▶ **Instructions to follow**
What follows is a listing; give it again exactly, in its entirety.

[Source records]
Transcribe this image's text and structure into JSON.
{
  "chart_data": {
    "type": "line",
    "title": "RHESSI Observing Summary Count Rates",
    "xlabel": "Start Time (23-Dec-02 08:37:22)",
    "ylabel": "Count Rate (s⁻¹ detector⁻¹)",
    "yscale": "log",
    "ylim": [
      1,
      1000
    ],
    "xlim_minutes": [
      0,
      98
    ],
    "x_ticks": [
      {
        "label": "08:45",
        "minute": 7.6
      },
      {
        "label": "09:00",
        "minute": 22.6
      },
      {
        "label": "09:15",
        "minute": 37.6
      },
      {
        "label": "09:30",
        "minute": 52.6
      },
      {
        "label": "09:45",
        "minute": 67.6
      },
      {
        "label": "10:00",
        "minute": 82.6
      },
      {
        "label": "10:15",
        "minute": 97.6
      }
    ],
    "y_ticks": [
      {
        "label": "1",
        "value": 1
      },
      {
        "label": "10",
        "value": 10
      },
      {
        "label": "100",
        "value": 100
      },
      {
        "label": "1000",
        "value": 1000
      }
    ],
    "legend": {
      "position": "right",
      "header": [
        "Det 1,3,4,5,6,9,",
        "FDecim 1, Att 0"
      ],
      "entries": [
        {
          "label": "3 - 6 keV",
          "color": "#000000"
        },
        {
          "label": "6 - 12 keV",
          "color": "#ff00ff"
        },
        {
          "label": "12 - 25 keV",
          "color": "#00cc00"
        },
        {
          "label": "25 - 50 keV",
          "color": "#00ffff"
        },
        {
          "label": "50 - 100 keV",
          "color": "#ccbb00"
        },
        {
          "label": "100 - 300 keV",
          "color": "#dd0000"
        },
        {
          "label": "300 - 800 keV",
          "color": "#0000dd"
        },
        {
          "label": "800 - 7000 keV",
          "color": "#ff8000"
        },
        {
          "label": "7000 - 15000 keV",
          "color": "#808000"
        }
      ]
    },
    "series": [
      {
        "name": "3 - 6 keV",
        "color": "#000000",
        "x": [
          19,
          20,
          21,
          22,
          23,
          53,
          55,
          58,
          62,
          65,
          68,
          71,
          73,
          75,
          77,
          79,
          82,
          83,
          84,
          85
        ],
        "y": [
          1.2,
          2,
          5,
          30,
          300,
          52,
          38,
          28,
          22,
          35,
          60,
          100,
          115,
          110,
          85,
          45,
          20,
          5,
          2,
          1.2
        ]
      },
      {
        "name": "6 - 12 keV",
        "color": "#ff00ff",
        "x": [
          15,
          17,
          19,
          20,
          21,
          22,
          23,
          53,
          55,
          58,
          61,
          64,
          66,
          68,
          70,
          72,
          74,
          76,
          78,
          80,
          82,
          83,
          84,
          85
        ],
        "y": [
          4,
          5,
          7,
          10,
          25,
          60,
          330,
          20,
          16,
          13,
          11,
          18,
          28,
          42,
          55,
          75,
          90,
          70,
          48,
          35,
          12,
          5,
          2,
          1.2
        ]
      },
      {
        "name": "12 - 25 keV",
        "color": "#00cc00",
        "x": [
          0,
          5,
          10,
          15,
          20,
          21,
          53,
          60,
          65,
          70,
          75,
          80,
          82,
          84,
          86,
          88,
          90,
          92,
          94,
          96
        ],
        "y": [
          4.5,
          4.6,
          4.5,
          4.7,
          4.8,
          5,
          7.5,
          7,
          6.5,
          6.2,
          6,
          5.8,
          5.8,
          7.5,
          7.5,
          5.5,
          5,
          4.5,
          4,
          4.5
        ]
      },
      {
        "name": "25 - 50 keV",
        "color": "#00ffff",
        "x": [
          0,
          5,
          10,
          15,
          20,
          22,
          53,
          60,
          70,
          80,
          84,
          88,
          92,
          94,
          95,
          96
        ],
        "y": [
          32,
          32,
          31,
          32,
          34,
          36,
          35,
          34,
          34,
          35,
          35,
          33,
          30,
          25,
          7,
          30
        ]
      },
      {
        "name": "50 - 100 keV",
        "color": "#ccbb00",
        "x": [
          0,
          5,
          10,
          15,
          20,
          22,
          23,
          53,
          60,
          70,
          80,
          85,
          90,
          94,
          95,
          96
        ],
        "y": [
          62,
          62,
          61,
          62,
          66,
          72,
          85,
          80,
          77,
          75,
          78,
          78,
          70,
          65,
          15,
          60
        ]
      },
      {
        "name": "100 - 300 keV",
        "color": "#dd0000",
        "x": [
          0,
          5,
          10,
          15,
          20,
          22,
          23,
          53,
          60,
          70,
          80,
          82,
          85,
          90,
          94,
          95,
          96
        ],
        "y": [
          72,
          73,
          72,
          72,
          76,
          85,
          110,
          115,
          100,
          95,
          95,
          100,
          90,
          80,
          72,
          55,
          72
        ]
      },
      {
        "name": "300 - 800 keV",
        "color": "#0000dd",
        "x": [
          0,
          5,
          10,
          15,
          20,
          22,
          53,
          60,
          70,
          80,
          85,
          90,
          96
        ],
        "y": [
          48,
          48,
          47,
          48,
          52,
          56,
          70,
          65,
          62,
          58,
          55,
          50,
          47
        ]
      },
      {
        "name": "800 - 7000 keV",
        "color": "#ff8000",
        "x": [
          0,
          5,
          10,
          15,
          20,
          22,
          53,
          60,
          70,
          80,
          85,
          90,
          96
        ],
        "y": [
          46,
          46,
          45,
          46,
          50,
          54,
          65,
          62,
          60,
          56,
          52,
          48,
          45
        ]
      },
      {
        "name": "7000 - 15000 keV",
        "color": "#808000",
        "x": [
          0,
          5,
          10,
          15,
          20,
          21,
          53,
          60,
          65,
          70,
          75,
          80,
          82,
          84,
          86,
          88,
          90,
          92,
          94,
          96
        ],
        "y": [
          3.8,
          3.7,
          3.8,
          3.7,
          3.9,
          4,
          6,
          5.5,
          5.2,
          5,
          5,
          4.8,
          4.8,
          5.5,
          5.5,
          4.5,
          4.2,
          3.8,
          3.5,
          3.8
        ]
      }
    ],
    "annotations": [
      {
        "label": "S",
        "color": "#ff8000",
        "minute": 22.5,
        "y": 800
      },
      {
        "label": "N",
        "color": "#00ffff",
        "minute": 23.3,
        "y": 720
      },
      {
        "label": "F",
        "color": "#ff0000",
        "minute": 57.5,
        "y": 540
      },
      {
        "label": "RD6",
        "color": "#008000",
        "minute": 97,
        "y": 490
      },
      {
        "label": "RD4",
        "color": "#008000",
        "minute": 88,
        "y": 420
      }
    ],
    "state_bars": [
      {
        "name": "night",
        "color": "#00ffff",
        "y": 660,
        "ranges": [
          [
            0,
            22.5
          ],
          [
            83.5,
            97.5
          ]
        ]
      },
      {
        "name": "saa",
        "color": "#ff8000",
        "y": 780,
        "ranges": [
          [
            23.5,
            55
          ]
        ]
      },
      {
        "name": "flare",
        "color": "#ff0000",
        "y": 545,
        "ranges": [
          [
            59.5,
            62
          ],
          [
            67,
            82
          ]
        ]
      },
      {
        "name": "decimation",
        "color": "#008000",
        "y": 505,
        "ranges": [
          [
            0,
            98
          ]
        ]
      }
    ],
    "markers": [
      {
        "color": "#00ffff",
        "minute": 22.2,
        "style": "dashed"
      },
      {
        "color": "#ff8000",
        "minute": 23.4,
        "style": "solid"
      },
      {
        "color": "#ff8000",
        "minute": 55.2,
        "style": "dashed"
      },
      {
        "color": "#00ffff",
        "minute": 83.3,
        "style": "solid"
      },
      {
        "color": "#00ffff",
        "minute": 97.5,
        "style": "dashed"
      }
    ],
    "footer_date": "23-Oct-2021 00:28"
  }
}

▶ **Response to this task**
Transcribe this image's text and structure into JSON.
{
  "chart_data": {
    "type": "line",
    "title": "RHESSI Observing Summary Count Rates",
    "xlabel": "Start Time (23-Dec-02 08:37:22)",
    "ylabel": "Count Rate (s⁻¹ detector⁻¹)",
    "yscale": "log",
    "ylim": [
      1,
      1000
    ],
    "xlim_minutes": [
      0,
      98
    ],
    "x_ticks": [
      {
        "label": "08:45",
        "minute": 7.6
      },
      {
        "label": "09:00",
        "minute": 22.6
      },
      {
        "label": "09:15",
        "minute": 37.6
      },
      {
        "label": "09:30",
        "minute": 52.6
      },
      {
        "label": "09:45",
        "minute": 67.6
      },
      {
        "label": "10:00",
        "minute": 82.6
      },
      {
        "label": "10:15",
        "minute": 97.6
      }
    ],
    "y_ticks": [
      {
        "label": "1",
        "value": 1
      },
      {
        "label": "10",
        "value": 10
      },
      {
        "label": "100",
        "value": 100
      },
      {
        "label": "1000",
        "value": 1000
      }
    ],
    "legend": {
      "position": "right",
      "header": [
        "Det 1,3,4,5,6,9,",
        "FDecim 1, Att 0"
      ],
      "entries": [
        {
          "label": "3 - 6 keV",
          "color": "#000000"
        },
        {
          "label": "6 - 12 keV",
          "color": "#ff00ff"
        },
        {
          "label": "12 - 25 keV",
          "color": "#00cc00"
        },
        {
          "label": "25 - 50 keV",
          "color": "#00ffff"
        },
        {
          "label": "50 - 100 keV",
          "color": "#ccbb00"
        },
        {
          "label": "100 - 300 keV",
          "color": "#dd0000"
        },
        {
          "label": "300 - 800 keV",
          "color": "#0000dd"
        },
        {
          "label": "800 - 7000 keV",
          "color": "#ff8000"
        },
        {
          "label": "7000 - 15000 keV",
          "color": "#808000"
        }
      ]
    },
    "series": [
      {
        "name": "3 - 6 keV",
        "color": "#000000",
        "x": [
          19,
          20,
          21,
          22,
          23,
          53,
          55,
          58,
          62,
          65,
          68,
          71,
          73,
          75,
          77,
          79,
          82,
          83,
          84,
          85
        ],
        "y": [
          1.2,
          2,
          5,
          30,
          300,
          52,
          38,
          28,
          22,
          35,
          60,
          100,
          115,
          110,
          85,
          45,
          20,
          5,
          2,
          1.2
        ]
      },
      {
        "name": "6 - 12 keV",
        "color": "#ff00ff",
        "x": [
          15,
          17,
          19,
          20,
          21,
          22,
          23,
          53,
          55,
          58,
          61,
          64,
          66,
          68,
          70,
          72,
          74,
          76,
          78,
          80,
          82,
          83,
          84,
          85
        ],
        "y": [
          4,
          5,
          7,
          10,
          25,
          60,
          330,
          20,
          16,
          13,
          11,
          18,
          28,
          42,
          55,
          75,
          90,
          70,
          48,
          35,
          12,
          5,
          2,
          1.2
        ]
      },
      {
        "name": "12 - 25 keV",
        "color": "#00cc00",
        "x": [
          0,
          5,
          10,
          15,
          20,
          21,
          53,
          60,
          65,
          70,
          75,
          80,
          82,
          84,
          86,
          88,
          90,
          92,
          94,
          96
        ],
        "y": [
          4.5,
          4.6,
          4.5,
          4.7,
          4.8,
          5,
          7.5,
          7,
          6.5,
          6.2,
          6,
          5.8,
          5.8,
          7.5,
          7.5,
          5.5,
          5,
          4.5,
          4,
          4.5
        ]
      },
      {
        "name": "25 - 50 keV",
        "color": "#00ffff",
        "x": [
          0,
          5,
          10,
          15,
          20,
          22,
          53,
          60,
          70,
          80,
          84,
          88,
          92,
          94,
          95,
          96
        ],
        "y": [
          32,
          32,
          31,
          32,
          34,
          36,
          35,
          34,
          34,
          35,
          35,
          33,
          30,
          25,
          7,
          30
        ]
      },
      {
        "name": "50 - 100 keV",
        "color": "#ccbb00",
        "x": [
          0,
          5,
          10,
          15,
          20,
          22,
          23,
          53,
          60,
          70,
          80,
          85,
          90,
          94,
          95,
          96
        ],
        "y": [
          62,
          62,
          61,
          62,
          66,
          72,
          85,
          80,
          77,
          75,
          78,
          78,
          70,
          65,
          15,
          60
        ]
      },
      {
        "name": "100 - 300 keV",
        "color": "#dd0000",
        "x": [
          0,
          5,
          10,
          15,
          20,
          22,
          23,
          53,
          60,
          70,
          80,
          82,
          85,
          90,
          94,
          95,
          96
        ],
        "y": [
          72,
          73,
          72,
          72,
          76,
          85,
          110,
          115,
          100,
          95,
          95,
          100,
          90,
          80,
          72,
          55,
          72
        ]
      },
      {
        "name": "300 - 800 keV",
        "color": "#0000dd",
        "x": [
          0,
          5,
          10,
          15,
          20,
          22,
          53,
          60,
          70,
          80,
          85,
          90,
          96
        ],
        "y": [
          48,
          48,
          47,
          48,
          52,
          56,
          70,
          65,
          62,
          58,
          55,
          50,
          47
        ]
      },
      {
        "name": "800 - 7000 keV",
        "color": "#ff8000",
        "x": [
          0,
          5,
          10,
          15,
          20,
          22,
          53,
          60,
          70,
          80,
          85,
          90,
          96
        ],
        "y": [
          46,
          46,
          45,
          46,
          50,
          54,
          65,
          62,
          60,
          56,
          52,
          48,
          45
        ]
      },
      {
        "name": "7000 - 15000 keV",
        "color": "#808000",
        "x": [
          0,
          5,
          10,
          15,
          20,
          21,
          53,
          60,
          65,
          70,
          75,
          80,
          82,
          84,
          86,
          88,
          90,
          92,
          94,
          96
        ],
        "y": [
          3.8,
          3.7,
          3.8,
          3.7,
          3.9,
          4,
          6,
          5.5,
          5.2,
          5,
          5,
          4.8,
          4.8,
          5.5,
          5.5,
          4.5,
          4.2,
          3.8,
          3.5,
          3.8
        ]
      }
    ],
    "annotations": [
      {
        "label": "S",
        "color": "#ff8000",
        "minute": 22.5,
        "y": 800
      },
      {
        "label": "N",
        "color": "#00ffff",
        "minute": 23.3,
        "y": 720
      },
      {
        "label": "F",
        "color": "#ff0000",
        "minute": 57.5,
        "y": 540
      },
      {
        "label": "RD6",
        "color": "#008000",
        "minute": 97,
        "y": 490
      },
      {
        "label": "RD4",
        "color": "#008000",
        "minute": 88,
        "y": 420
      }
    ],
    "state_bars": [
      {
        "name": "night",
        "color": "#00ffff",
        "y": 660,
        "ranges": [
          [
            0,
            22.5
          ],
          [
            83.5,
            97.5
          ]
        ]
      },
      {
        "name": "saa",
        "color": "#ff8000",
        "y": 780,
        "ranges": [
          [
            23.5,
            55
          ]
        ]
      },
      {
        "name": "flare",
        "color": "#ff0000",
        "y": 545,
        "ranges": [
          [
            59.5,
            62
          ],
          [
            67,
            82
          ]
        ]
      },
      {
        "name": "decimation",
        "color": "#008000",
        "y": 505,
        "ranges": [
          [
            0,
            98
          ]
        ]
      }
    ],
    "markers": [
      {
        "color": "#00ffff",
        "minute": 22.2,
        "style": "dashed"
      },
      {
        "color": "#ff8000",
        "minute": 23.4,
        "style": "solid"
      },
      {
        "color": "#ff8000",
        "minute": 55.2,
        "style": "dashed"
      },
      {
        "color": "#00ffff",
        "minute": 83.3,
        "style": "solid"
      },
      {
        "color": "#00ffff",
        "minute": 97.5,
        "style": "dashed"
      }
    ],
    "footer_date": "23-Oct-2021 00:28"
  }
}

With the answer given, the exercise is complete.